┌─ RECORDS SUPPLIED

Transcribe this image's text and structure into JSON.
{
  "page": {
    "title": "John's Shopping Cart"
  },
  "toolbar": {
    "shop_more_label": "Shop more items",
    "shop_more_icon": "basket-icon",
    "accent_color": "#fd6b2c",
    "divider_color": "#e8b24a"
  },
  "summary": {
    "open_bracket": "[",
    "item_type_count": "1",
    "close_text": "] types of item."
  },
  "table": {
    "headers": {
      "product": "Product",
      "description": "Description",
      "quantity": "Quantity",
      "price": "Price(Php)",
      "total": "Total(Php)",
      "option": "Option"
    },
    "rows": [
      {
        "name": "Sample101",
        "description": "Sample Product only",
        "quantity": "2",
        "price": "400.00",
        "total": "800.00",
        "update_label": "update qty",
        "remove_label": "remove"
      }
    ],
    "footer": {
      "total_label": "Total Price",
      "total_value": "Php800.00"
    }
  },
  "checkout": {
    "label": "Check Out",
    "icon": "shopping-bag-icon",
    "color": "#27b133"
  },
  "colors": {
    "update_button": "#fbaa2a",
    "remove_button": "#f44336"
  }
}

└─

WORK REQUIRED. Copy out the material above in its entirety. Every detail must match.

EXPECTED ANSWER.
Transcribe this image's text and structure into JSON.
{
  "page": {
    "title": "John's Shopping Cart"
  },
  "toolbar": {
    "shop_more_label": "Shop more items",
    "shop_more_icon": "basket-icon",
    "accent_color": "#fd6b2c",
    "divider_color": "#e8b24a"
  },
  "summary": {
    "open_bracket": "[",
    "item_type_count": "1",
    "close_text": "] types of item."
  },
  "table": {
    "headers": {
      "product": "Product",
      "description": "Description",
      "quantity": "Quantity",
      "price": "Price(Php)",
      "total": "Total(Php)",
      "option": "Option"
    },
    "rows": [
      {
        "name": "Sample101",
        "description": "Sample Product only",
        "quantity": "2",
        "price": "400.00",
        "total": "800.00",
        "update_label": "update qty",
        "remove_label": "remove"
      }
    ],
    "footer": {
      "total_label": "Total Price",
      "total_value": "Php800.00"
    }
  },
  "checkout": {
    "label": "Check Out",
    "icon": "shopping-bag-icon",
    "color": "#27b133"
  },
  "colors": {
    "update_button": "#fbaa2a",
    "remove_button": "#f44336"
  }
}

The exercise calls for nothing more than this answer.